START
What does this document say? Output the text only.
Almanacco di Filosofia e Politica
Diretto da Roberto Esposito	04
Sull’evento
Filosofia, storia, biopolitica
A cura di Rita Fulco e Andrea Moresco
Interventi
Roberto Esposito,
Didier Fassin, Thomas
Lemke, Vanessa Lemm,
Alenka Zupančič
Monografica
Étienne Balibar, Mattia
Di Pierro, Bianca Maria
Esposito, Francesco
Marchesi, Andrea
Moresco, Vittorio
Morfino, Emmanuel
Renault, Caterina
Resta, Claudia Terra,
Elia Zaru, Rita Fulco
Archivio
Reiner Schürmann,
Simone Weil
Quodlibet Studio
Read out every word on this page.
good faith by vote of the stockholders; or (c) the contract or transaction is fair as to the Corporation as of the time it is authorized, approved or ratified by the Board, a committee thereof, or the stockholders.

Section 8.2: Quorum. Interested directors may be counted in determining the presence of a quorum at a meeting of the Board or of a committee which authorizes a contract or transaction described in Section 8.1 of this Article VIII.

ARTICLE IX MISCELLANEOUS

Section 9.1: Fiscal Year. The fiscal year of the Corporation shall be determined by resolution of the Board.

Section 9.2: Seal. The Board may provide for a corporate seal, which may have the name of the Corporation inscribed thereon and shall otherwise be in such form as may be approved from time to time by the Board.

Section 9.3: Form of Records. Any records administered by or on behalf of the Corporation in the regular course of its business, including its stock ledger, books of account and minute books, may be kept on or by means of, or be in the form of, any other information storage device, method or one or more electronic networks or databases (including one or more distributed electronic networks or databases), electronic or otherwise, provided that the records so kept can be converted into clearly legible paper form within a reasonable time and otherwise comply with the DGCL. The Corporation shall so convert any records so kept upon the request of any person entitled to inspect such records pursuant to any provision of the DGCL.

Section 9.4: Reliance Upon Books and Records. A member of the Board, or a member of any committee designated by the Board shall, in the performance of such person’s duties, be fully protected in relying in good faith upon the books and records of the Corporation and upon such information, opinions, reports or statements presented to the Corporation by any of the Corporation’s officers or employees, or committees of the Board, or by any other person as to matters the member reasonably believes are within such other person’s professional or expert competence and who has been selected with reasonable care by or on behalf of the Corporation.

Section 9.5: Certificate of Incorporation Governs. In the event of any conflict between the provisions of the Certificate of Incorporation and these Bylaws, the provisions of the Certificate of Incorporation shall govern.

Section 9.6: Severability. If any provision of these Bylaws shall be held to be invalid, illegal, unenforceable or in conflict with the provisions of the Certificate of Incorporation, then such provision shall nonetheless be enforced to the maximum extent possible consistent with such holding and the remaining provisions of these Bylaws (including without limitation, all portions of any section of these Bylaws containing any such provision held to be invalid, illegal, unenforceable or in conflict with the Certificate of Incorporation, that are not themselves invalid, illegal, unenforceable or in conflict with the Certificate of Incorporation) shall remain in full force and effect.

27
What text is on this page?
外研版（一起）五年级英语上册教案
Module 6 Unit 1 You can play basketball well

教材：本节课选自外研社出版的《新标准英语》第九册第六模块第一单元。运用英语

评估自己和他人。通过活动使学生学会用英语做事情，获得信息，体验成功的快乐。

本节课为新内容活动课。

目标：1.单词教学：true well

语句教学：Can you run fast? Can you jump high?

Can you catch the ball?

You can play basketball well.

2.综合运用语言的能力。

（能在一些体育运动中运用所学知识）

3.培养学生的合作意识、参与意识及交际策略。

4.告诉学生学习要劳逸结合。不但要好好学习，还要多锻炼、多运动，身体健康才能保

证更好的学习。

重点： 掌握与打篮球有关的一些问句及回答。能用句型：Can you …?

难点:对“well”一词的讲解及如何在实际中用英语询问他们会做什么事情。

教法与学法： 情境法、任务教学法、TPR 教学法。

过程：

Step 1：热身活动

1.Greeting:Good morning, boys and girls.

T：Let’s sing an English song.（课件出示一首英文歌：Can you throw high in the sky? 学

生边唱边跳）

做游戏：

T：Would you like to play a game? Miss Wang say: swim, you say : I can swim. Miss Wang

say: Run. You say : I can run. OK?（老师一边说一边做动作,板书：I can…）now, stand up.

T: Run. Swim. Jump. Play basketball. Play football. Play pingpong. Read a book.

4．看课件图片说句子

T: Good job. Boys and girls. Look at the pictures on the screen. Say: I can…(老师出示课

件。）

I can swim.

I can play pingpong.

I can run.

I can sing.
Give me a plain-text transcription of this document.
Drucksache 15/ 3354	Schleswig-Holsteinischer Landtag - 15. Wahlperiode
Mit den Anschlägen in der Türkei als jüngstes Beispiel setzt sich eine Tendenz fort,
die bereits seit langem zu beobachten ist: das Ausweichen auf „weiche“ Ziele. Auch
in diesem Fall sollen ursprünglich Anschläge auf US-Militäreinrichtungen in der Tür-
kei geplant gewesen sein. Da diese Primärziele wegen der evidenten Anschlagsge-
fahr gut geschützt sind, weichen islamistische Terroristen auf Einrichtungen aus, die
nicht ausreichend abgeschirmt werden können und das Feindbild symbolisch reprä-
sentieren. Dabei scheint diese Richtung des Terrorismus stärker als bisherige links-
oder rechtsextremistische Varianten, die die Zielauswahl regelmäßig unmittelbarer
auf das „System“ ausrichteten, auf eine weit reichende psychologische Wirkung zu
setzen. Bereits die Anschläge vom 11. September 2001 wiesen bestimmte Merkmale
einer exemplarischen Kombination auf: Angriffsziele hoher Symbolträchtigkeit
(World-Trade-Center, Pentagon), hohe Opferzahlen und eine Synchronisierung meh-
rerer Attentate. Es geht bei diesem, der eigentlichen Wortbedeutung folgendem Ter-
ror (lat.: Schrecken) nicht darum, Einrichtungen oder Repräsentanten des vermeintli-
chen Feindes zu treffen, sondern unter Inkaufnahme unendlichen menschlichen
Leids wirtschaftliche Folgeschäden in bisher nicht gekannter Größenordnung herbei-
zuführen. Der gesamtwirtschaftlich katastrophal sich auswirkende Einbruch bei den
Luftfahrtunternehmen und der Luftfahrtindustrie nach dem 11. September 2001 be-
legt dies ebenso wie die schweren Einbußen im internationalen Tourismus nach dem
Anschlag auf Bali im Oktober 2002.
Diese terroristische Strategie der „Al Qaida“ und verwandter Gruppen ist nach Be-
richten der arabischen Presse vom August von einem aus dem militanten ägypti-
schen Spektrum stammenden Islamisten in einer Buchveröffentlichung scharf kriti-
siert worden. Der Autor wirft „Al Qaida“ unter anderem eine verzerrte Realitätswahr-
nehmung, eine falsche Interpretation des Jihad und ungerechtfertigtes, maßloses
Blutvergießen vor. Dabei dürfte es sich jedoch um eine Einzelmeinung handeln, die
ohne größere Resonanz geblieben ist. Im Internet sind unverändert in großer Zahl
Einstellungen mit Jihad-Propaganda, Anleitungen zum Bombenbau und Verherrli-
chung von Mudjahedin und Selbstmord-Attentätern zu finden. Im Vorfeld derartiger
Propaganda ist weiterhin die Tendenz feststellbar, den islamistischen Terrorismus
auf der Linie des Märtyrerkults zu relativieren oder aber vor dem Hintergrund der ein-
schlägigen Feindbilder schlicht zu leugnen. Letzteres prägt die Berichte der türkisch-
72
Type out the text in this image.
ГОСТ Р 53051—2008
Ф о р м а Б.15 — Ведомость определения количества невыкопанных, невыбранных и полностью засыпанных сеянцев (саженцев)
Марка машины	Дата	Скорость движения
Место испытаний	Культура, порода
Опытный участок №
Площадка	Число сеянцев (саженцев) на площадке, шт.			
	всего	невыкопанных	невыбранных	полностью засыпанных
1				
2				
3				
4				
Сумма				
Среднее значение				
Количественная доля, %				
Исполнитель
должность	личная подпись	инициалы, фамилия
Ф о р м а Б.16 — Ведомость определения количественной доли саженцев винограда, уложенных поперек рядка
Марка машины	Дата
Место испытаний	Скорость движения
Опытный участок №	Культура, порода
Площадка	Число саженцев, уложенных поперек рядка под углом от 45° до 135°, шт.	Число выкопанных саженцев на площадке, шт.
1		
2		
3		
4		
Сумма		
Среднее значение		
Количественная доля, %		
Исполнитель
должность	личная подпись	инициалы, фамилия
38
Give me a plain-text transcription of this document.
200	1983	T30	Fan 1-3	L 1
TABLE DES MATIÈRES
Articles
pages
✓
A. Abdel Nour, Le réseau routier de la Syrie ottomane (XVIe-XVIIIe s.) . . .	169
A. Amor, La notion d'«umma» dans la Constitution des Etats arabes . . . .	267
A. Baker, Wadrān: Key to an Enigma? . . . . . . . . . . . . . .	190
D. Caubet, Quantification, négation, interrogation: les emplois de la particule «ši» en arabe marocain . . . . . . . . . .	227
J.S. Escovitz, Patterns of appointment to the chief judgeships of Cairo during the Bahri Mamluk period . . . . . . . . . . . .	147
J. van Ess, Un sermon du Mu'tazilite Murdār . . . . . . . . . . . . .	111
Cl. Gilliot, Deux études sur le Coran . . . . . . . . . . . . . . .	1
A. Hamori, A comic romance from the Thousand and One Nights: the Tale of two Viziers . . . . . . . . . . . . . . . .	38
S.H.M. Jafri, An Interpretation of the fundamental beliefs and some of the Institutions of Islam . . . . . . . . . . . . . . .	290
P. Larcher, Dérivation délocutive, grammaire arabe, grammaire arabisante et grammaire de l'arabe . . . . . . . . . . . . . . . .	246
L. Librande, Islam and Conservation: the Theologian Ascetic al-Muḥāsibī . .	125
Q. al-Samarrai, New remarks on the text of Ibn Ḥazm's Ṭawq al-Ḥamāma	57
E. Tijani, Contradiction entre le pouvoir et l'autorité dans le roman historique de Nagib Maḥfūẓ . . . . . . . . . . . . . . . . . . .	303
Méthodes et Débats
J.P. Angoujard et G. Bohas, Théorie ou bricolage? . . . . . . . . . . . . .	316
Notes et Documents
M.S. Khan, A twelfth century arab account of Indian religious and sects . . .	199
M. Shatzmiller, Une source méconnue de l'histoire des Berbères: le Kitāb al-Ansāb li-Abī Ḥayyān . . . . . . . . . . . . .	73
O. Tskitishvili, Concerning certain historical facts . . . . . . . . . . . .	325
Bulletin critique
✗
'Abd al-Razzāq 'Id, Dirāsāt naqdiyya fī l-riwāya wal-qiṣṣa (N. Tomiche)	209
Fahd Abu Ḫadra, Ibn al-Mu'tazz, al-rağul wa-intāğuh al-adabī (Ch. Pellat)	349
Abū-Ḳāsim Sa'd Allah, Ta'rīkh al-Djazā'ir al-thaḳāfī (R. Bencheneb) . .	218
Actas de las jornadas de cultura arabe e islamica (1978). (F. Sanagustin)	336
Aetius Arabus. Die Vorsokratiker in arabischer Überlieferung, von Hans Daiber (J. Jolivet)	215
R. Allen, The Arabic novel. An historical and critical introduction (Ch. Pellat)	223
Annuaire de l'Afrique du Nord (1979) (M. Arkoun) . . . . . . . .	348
END
TASK INSTRUCTIONS: Respond with nothing but the number of lines in the entries that contain the string "Bylaws".

RESPONSE: 2